SOURCE PASSAGE

“Isn’t it a bit unnerving that doctors call what they do “practice”?” ~ George Carlin

Once again, the day has come for me to choose what medicine to take for my multiple sclerosis. After 15 years I have lost count how many times I’ve had to make this decision. Unfortunately, with each new treatment, I continue to progress, new lesions appear and I become more disillusioned.

I almost chose to be on no MS medication at all. But the nurse in me said to keep searching. So with the help of my doctor and family, I made a decision. We built a united front and decided to start taking a drug called Lemtrada.

I was attracted to Lemtrada because it is generally given to people who have tried two or more MS medicines that have not worked well enough. And that’s me.

So my neurologist signed me up. But before I can start taking the medicine I have to go through a battery of test. When compared to other MS treatments, Lemtrada is one of the strongest. That strength also means it has additional safety risk and side effects. So that sucks.

Lemtrada is an IV infusion that is completed in 2 courses. The first treatment is given over 5 consecutive days (1 dose per day). The second treatment is given 12 months later, over 3 consecutive days (1 dose per day). Each day will be 4 hours of infusion plus 2 hours of monitoring for any side effects.

It sounds so overwhelming. And after all these years I still can’t believe I have to deal with this. The worse part is the constant fear of not knowing what’s next.

I already knew I had a bunch of lesions. That wasn’t a surprise. What shocked me was learning I had developed new lesions. That really hit me hard. But In the midst of my depression, I realized the deficits from the new lesions have been with me for a while. So seeing new spots on my MRI really didn’t make a difference since I have already adjusted to the damage it caused. This also shows I am strong enough to continue to adapt if more lesions appear. And that’s the way I have to live my life now, constantly adjusting and adapting.

So despite being a little shaken, emotionally I feel hopeful and happy I still have treatment options available. But I’m also a little sad my choices are running out as I try yet another MS drug.

EXERCISE BRIEF
Translate this sentence from the post about multiple sclerosis treatment into Spanish: "Lemtrada is an IV infusion that is completed in 2 courses."

(Records in a dataset)
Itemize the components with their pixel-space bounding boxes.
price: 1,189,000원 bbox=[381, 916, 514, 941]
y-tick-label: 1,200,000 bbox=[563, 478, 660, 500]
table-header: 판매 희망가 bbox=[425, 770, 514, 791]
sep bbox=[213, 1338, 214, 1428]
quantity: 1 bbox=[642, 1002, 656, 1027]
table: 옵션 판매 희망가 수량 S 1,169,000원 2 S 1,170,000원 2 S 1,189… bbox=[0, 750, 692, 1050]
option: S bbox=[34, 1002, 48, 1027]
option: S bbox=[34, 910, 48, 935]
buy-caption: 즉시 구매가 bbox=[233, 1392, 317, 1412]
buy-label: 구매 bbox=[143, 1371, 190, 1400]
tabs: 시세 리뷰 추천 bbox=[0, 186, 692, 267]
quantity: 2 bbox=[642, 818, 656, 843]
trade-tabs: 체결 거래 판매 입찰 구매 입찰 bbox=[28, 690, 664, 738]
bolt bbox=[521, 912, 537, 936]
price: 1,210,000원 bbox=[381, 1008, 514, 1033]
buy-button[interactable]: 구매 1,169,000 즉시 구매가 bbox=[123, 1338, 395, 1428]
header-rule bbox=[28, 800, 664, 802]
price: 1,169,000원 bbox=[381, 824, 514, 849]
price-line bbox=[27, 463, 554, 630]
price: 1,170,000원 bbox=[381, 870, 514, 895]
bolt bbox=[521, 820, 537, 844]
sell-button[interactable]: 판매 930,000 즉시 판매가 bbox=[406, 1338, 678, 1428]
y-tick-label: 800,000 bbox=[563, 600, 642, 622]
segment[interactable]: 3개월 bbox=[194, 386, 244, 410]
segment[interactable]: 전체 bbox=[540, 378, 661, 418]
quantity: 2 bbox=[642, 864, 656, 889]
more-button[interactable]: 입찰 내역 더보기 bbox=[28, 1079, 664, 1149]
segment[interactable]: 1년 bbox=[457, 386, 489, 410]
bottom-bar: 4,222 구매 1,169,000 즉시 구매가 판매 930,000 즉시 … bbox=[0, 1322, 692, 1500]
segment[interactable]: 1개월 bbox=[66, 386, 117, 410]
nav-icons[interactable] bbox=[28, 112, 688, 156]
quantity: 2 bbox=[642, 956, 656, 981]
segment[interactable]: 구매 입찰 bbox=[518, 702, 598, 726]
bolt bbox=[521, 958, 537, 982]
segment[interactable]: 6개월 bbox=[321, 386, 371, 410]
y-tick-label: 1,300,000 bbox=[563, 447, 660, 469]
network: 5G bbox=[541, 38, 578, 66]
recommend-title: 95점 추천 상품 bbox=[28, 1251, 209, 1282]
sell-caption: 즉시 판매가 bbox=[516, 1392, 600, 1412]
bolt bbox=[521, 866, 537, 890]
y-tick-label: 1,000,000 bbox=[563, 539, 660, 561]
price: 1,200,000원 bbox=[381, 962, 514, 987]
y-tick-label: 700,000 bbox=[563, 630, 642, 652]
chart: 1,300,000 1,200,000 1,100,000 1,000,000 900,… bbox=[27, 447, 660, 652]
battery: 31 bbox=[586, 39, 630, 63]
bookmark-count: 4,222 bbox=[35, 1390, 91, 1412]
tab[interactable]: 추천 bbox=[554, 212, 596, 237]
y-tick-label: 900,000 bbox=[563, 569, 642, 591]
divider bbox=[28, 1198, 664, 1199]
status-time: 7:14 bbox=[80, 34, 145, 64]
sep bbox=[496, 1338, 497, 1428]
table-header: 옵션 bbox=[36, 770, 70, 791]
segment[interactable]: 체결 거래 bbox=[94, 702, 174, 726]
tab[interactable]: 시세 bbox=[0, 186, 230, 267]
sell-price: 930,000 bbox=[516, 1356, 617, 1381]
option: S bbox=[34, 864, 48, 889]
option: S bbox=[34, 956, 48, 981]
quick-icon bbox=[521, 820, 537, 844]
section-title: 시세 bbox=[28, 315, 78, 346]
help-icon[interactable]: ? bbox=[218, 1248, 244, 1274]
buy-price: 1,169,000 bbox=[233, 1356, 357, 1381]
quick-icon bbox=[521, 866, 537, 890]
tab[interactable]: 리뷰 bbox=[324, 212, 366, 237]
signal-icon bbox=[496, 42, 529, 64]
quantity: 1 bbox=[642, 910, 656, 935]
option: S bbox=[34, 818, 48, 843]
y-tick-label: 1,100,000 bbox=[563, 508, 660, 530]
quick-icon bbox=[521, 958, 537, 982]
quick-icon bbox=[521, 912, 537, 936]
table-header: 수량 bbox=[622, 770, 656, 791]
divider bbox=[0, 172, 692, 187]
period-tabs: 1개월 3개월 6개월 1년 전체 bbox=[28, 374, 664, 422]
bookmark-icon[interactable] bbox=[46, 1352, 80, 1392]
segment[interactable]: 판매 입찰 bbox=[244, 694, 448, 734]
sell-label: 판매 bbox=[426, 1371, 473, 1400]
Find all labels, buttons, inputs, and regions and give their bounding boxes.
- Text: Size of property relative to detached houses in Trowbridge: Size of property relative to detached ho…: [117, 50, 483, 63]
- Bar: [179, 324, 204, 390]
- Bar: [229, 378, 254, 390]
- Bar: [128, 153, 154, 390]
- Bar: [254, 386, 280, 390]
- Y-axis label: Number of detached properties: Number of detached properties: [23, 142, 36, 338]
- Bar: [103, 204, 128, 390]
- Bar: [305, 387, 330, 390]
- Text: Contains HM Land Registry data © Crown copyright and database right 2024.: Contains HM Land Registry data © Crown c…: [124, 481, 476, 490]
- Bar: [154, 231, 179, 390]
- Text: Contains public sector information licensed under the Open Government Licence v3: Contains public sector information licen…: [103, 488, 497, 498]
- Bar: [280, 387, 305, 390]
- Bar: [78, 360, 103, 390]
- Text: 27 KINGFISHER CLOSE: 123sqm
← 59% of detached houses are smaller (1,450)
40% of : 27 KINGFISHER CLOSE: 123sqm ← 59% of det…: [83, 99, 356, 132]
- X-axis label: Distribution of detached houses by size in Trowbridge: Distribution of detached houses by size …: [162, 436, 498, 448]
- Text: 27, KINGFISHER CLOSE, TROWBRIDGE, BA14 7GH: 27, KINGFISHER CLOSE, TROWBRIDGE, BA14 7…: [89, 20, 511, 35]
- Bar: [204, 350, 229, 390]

PROBLEM SOLUTION
Lemtrada es una infusión intravenosa que se completa en 2 ciclos.